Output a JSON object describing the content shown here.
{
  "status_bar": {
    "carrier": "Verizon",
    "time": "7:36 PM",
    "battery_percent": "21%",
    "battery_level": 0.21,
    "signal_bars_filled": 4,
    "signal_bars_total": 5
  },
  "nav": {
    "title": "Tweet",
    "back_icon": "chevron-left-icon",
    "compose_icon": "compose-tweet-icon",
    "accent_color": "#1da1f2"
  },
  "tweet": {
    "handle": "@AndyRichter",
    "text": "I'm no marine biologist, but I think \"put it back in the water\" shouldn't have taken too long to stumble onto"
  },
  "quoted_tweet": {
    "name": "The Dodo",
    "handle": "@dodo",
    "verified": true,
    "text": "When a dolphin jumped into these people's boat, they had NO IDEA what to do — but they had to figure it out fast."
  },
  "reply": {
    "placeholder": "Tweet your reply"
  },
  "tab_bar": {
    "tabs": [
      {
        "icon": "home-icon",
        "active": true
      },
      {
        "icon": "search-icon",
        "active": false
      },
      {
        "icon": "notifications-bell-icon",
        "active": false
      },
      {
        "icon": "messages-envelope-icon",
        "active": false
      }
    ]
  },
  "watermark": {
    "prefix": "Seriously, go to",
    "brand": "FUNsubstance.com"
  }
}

---------------

# Problem to work on
Look through the records and gather each line with the word "text".

# Worked answer
    "text": "I'm no marine biologist, but I think \"put it back in the water\" shouldn't have taken too long to stumble onto"
    "text": "When a dolphin jumped into these people's boat, they had NO IDEA what to do — but they had to figure it out fast."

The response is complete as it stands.